# Candy Cane Coral



## WaterWorld (May 7, 2006)

Here are a couple of pictures of my new Candy Cane Coral.

During the day they don't seem to exciting to watch but when the lights go out they extend their little tentacles to feed. I started to target feed them 2-3 times per week. Hopefully when I get new lighting their colours will stand out a little more.


----------



## wtac (Mar 17, 2006)

Lookn' good 

What lighting system are you considering?


----------



## WaterWorld (May 7, 2006)

Thanks Wilson.

Since I want to convert my aquarium to a reef aquarium within the year I was looking at the Aqualight Pro 36" 1-150W HQI, 2-65W PC, 2-1W Lunar LED.
I will have to purchase a chiller if I go with this choice as the 150W Metal Halide will raise the temp. I don't know if this will be too much light though. It will all depend on the types of corals I want to get. My current lighting is the same as the above minus the 150W and the moonlights

I know I want to get some moonlights setup soon but I don't know if I want to go with a pendant or stay with Aqualight Pro series.


----------



## wtac (Mar 17, 2006)

The Current USA 36" has 2x150x HQI, 4 T5HO's and 9 lunar lights and have been pleasantly surprised w/their 6' verson.

http://www.current-usa.com/outerorbithqit5ho.html

I'm not sure of the $$$ diff but the light spread will much better in terms of MHs and though in future that you wish to go w/a higher temp bulb, it's won't be as much of a problem compared if you just had 1xHQI. The Phoenix 14,000K are SCHWEEEEET!!!

If budget (initial and longterm) and heat are an important issues to address, T5HO's will be the route to go. For 24"H, at most you will need is 6 if you plan on keeping SPS. Four bulbs are fine for many LPSs. Bulb replacement costs are ~$30/tube and you can easily change a bulb to change the overall color temp w/o breaking the bank compared to MH bulbs.

We can discuss different lighting options later on when you cross that road as there are newer/improved products coming out all the time.


----------



## blossom112 (Mar 19, 2008)

Very nice pics of your new addition .
congrats...............


----------

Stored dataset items

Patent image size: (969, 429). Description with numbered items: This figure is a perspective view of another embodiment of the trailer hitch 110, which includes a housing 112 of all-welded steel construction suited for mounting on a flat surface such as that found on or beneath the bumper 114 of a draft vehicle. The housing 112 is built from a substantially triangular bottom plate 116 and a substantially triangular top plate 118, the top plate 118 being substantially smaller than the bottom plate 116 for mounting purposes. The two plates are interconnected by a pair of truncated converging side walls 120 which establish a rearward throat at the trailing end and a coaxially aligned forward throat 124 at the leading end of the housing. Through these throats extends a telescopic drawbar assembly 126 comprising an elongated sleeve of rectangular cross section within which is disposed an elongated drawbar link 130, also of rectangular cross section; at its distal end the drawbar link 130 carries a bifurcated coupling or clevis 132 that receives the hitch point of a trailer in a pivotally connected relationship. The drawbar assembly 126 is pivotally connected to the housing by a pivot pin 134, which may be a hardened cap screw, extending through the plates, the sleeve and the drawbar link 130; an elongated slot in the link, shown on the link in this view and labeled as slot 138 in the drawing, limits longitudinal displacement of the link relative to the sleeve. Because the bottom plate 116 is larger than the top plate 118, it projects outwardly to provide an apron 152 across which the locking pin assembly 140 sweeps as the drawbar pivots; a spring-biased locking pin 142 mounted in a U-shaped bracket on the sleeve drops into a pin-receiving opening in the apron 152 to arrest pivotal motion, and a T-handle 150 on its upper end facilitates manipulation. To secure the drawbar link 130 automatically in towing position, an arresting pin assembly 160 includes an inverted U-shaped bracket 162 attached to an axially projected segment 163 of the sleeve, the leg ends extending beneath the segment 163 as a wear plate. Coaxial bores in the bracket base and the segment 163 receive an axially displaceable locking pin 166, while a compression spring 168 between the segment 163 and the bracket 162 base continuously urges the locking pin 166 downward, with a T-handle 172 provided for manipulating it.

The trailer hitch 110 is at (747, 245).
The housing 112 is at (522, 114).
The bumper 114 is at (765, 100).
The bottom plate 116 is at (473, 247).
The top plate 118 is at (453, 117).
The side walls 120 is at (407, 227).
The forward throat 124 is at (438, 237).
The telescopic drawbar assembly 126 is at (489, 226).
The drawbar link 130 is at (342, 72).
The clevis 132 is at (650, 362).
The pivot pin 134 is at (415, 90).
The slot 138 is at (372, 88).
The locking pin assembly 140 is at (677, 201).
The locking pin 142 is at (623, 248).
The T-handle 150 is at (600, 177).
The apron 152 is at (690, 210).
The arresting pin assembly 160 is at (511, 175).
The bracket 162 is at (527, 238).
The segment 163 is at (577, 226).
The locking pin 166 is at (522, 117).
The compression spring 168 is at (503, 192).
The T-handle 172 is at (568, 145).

OBJECTIVE => Return the portion of the coral lighting thread between "# Candy Cane" and "a little more.", inclusive. The items have no role in this work.

EXERCISE RESPONSE =>
# Candy Cane Coral



## WaterWorld (May 7, 2006)

Here are a couple of pictures of my new Candy Cane Coral.

During the day they don't seem to exciting to watch but when the lights go out they extend their little tentacles to feed. I started to target feed them 2-3 times per week. Hopefully when I get new lighting their colours will stand out a little more.